WHAT YOU WILL DO | Write out the material exactly. Do not include the pictures.

DATA SHOWN |
--*--
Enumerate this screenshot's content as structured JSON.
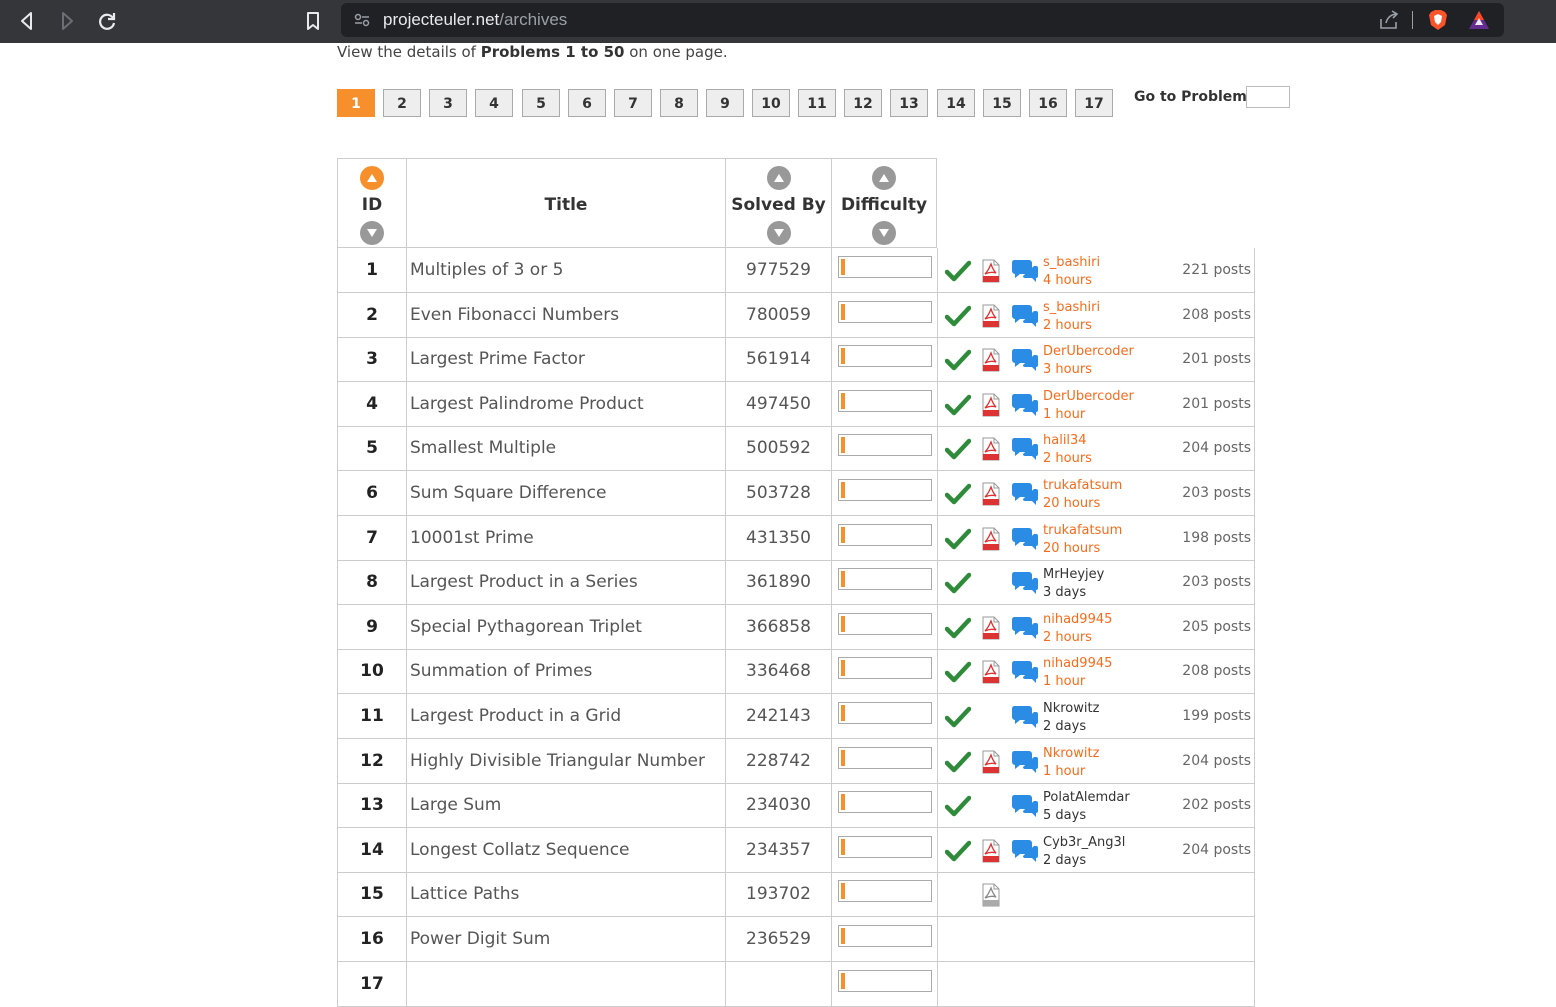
{
  "browser": {
    "url_host": "projecteuler.net",
    "url_path": "/archives"
  },
  "intro": {
    "prefix": "View the details of ",
    "bold": "Problems 1 to 50",
    "suffix": " on one page."
  },
  "pagination": {
    "pages": [
      "1",
      "2",
      "3",
      "4",
      "5",
      "6",
      "7",
      "8",
      "9",
      "10",
      "11",
      "12",
      "13",
      "14",
      "15",
      "16",
      "17"
    ],
    "active": "1",
    "goto_label": "Go to Problem:",
    "accent": "#f7902c"
  },
  "table": {
    "headers": {
      "id": "ID",
      "title": "Title",
      "solved_by": "Solved By",
      "difficulty": "Difficulty"
    },
    "rows": [
      {
        "id": "1",
        "title": "Multiples of 3 or 5",
        "solved": "977529",
        "difficulty": 0.05,
        "solved_mark": true,
        "pdf": true,
        "forum": true,
        "user": "s_bashiri",
        "time": "4 hours",
        "recent": true,
        "posts": "221 posts"
      },
      {
        "id": "2",
        "title": "Even Fibonacci Numbers",
        "solved": "780059",
        "difficulty": 0.05,
        "solved_mark": true,
        "pdf": true,
        "forum": true,
        "user": "s_bashiri",
        "time": "2 hours",
        "recent": true,
        "posts": "208 posts"
      },
      {
        "id": "3",
        "title": "Largest Prime Factor",
        "solved": "561914",
        "difficulty": 0.05,
        "solved_mark": true,
        "pdf": true,
        "forum": true,
        "user": "DerUbercoder",
        "time": "3 hours",
        "recent": true,
        "posts": "201 posts"
      },
      {
        "id": "4",
        "title": "Largest Palindrome Product",
        "solved": "497450",
        "difficulty": 0.05,
        "solved_mark": true,
        "pdf": true,
        "forum": true,
        "user": "DerUbercoder",
        "time": "1 hour",
        "recent": true,
        "posts": "201 posts"
      },
      {
        "id": "5",
        "title": "Smallest Multiple",
        "solved": "500592",
        "difficulty": 0.05,
        "solved_mark": true,
        "pdf": true,
        "forum": true,
        "user": "halil34",
        "time": "2 hours",
        "recent": true,
        "posts": "204 posts"
      },
      {
        "id": "6",
        "title": "Sum Square Difference",
        "solved": "503728",
        "difficulty": 0.05,
        "solved_mark": true,
        "pdf": true,
        "forum": true,
        "user": "trukafatsum",
        "time": "20 hours",
        "recent": true,
        "posts": "203 posts"
      },
      {
        "id": "7",
        "title": "10001st Prime",
        "solved": "431350",
        "difficulty": 0.05,
        "solved_mark": true,
        "pdf": true,
        "forum": true,
        "user": "trukafatsum",
        "time": "20 hours",
        "recent": true,
        "posts": "198 posts"
      },
      {
        "id": "8",
        "title": "Largest Product in a Series",
        "solved": "361890",
        "difficulty": 0.05,
        "solved_mark": true,
        "pdf": false,
        "forum": true,
        "user": "MrHeyjey",
        "time": "3 days",
        "recent": false,
        "posts": "203 posts"
      },
      {
        "id": "9",
        "title": "Special Pythagorean Triplet",
        "solved": "366858",
        "difficulty": 0.05,
        "solved_mark": true,
        "pdf": true,
        "forum": true,
        "user": "nihad9945",
        "time": "2 hours",
        "recent": true,
        "posts": "205 posts"
      },
      {
        "id": "10",
        "title": "Summation of Primes",
        "solved": "336468",
        "difficulty": 0.05,
        "solved_mark": true,
        "pdf": true,
        "forum": true,
        "user": "nihad9945",
        "time": "1 hour",
        "recent": true,
        "posts": "208 posts"
      },
      {
        "id": "11",
        "title": "Largest Product in a Grid",
        "solved": "242143",
        "difficulty": 0.05,
        "solved_mark": true,
        "pdf": false,
        "forum": true,
        "user": "Nkrowitz",
        "time": "2 days",
        "recent": false,
        "posts": "199 posts"
      },
      {
        "id": "12",
        "title": "Highly Divisible Triangular Number",
        "solved": "228742",
        "difficulty": 0.05,
        "solved_mark": true,
        "pdf": true,
        "forum": true,
        "user": "Nkrowitz",
        "time": "1 hour",
        "recent": true,
        "posts": "204 posts"
      },
      {
        "id": "13",
        "title": "Large Sum",
        "solved": "234030",
        "difficulty": 0.05,
        "solved_mark": true,
        "pdf": false,
        "forum": true,
        "user": "PolatAlemdar",
        "time": "5 days",
        "recent": false,
        "posts": "202 posts"
      },
      {
        "id": "14",
        "title": "Longest Collatz Sequence",
        "solved": "234357",
        "difficulty": 0.05,
        "solved_mark": true,
        "pdf": true,
        "forum": true,
        "user": "Cyb3r_Ang3l",
        "time": "2 days",
        "recent": false,
        "posts": "204 posts"
      },
      {
        "id": "15",
        "title": "Lattice Paths",
        "solved": "193702",
        "difficulty": 0.05,
        "solved_mark": false,
        "pdf": "grey",
        "forum": false,
        "user": "",
        "time": "",
        "recent": false,
        "posts": ""
      },
      {
        "id": "16",
        "title": "Power Digit Sum",
        "solved": "236529",
        "difficulty": 0.05,
        "solved_mark": false,
        "pdf": false,
        "forum": false,
        "user": "",
        "time": "",
        "recent": false,
        "posts": ""
      },
      {
        "id": "17",
        "title": "",
        "solved": "",
        "difficulty": 0.05,
        "solved_mark": false,
        "pdf": false,
        "forum": false,
        "user": "",
        "time": "",
        "recent": false,
        "posts": ""
      }
    ]
  }
}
--*--
EXERCISE RESPONSE |
Enumerate this screenshot's content as structured JSON.
{
  "browser": {
    "url_host": "projecteuler.net",
    "url_path": "/archives"
  },
  "intro": {
    "prefix": "View the details of ",
    "bold": "Problems 1 to 50",
    "suffix": " on one page."
  },
  "pagination": {
    "pages": [
      "1",
      "2",
      "3",
      "4",
      "5",
      "6",
      "7",
      "8",
      "9",
      "10",
      "11",
      "12",
      "13",
      "14",
      "15",
      "16",
      "17"
    ],
    "active": "1",
    "goto_label": "Go to Problem:",
    "accent": "#f7902c"
  },
  "table": {
    "headers": {
      "id": "ID",
      "title": "Title",
      "solved_by": "Solved By",
      "difficulty": "Difficulty"
    },
    "rows": [
      {
        "id": "1",
        "title": "Multiples of 3 or 5",
        "solved": "977529",
        "difficulty": 0.05,
        "solved_mark": true,
        "pdf": true,
        "forum": true,
        "user": "s_bashiri",
        "time": "4 hours",
        "recent": true,
        "posts": "221 posts"
      },
      {
        "id": "2",
        "title": "Even Fibonacci Numbers",
        "solved": "780059",
        "difficulty": 0.05,
        "solved_mark": true,
        "pdf": true,
        "forum": true,
        "user": "s_bashiri",
        "time": "2 hours",
        "recent": true,
        "posts": "208 posts"
      },
      {
        "id": "3",
        "title": "Largest Prime Factor",
        "solved": "561914",
        "difficulty": 0.05,
        "solved_mark": true,
        "pdf": true,
        "forum": true,
        "user": "DerUbercoder",
        "time": "3 hours",
        "recent": true,
        "posts": "201 posts"
      },
      {
        "id": "4",
        "title": "Largest Palindrome Product",
        "solved": "497450",
        "difficulty": 0.05,
        "solved_mark": true,
        "pdf": true,
        "forum": true,
        "user": "DerUbercoder",
        "time": "1 hour",
        "recent": true,
        "posts": "201 posts"
      },
      {
        "id": "5",
        "title": "Smallest Multiple",
        "solved": "500592",
        "difficulty": 0.05,
        "solved_mark": true,
        "pdf": true,
        "forum": true,
        "user": "halil34",
        "time": "2 hours",
        "recent": true,
        "posts": "204 posts"
      },
      {
        "id": "6",
        "title": "Sum Square Difference",
        "solved": "503728",
        "difficulty": 0.05,
        "solved_mark": true,
        "pdf": true,
        "forum": true,
        "user": "trukafatsum",
        "time": "20 hours",
        "recent": true,
        "posts": "203 posts"
      },
      {
        "id": "7",
        "title": "10001st Prime",
        "solved": "431350",
        "difficulty": 0.05,
        "solved_mark": true,
        "pdf": true,
        "forum": true,
        "user": "trukafatsum",
        "time": "20 hours",
        "recent": true,
        "posts": "198 posts"
      },
      {
        "id": "8",
        "title": "Largest Product in a Series",
        "solved": "361890",
        "difficulty": 0.05,
        "solved_mark": true,
        "pdf": false,
        "forum": true,
        "user": "MrHeyjey",
        "time": "3 days",
        "recent": false,
        "posts": "203 posts"
      },
      {
        "id": "9",
        "title": "Special Pythagorean Triplet",
        "solved": "366858",
        "difficulty": 0.05,
        "solved_mark": true,
        "pdf": true,
        "forum": true,
        "user": "nihad9945",
        "time": "2 hours",
        "recent": true,
        "posts": "205 posts"
      },
      {
        "id": "10",
        "title": "Summation of Primes",
        "solved": "336468",
        "difficulty": 0.05,
        "solved_mark": true,
        "pdf": true,
        "forum": true,
        "user": "nihad9945",
        "time": "1 hour",
        "recent": true,
        "posts": "208 posts"
      },
      {
        "id": "11",
        "title": "Largest Product in a Grid",
        "solved": "242143",
        "difficulty": 0.05,
        "solved_mark": true,
        "pdf": false,
        "forum": true,
        "user": "Nkrowitz",
        "time": "2 days",
        "recent": false,
        "posts": "199 posts"
      },
      {
        "id": "12",
        "title": "Highly Divisible Triangular Number",
        "solved": "228742",
        "difficulty": 0.05,
        "solved_mark": true,
        "pdf": true,
        "forum": true,
        "user": "Nkrowitz",
        "time": "1 hour",
        "recent": true,
        "posts": "204 posts"
      },
      {
        "id": "13",
        "title": "Large Sum",
        "solved": "234030",
        "difficulty": 0.05,
        "solved_mark": true,
        "pdf": false,
        "forum": true,
        "user": "PolatAlemdar",
        "time": "5 days",
        "recent": false,
        "posts": "202 posts"
      },
      {
        "id": "14",
        "title": "Longest Collatz Sequence",
        "solved": "234357",
        "difficulty": 0.05,
        "solved_mark": true,
        "pdf": true,
        "forum": true,
        "user": "Cyb3r_Ang3l",
        "time": "2 days",
        "recent": false,
        "posts": "204 posts"
      },
      {
        "id": "15",
        "title": "Lattice Paths",
        "solved": "193702",
        "difficulty": 0.05,
        "solved_mark": false,
        "pdf": "grey",
        "forum": false,
        "user": "",
        "time": "",
        "recent": false,
        "posts": ""
      },
      {
        "id": "16",
        "title": "Power Digit Sum",
        "solved": "236529",
        "difficulty": 0.05,
        "solved_mark": false,
        "pdf": false,
        "forum": false,
        "user": "",
        "time": "",
        "recent": false,
        "posts": ""
      },
      {
        "id": "17",
        "title": "",
        "solved": "",
        "difficulty": 0.05,
        "solved_mark": false,
        "pdf": false,
        "forum": false,
        "user": "",
        "time": "",
        "recent": false,
        "posts": ""
      }
    ]
  }
}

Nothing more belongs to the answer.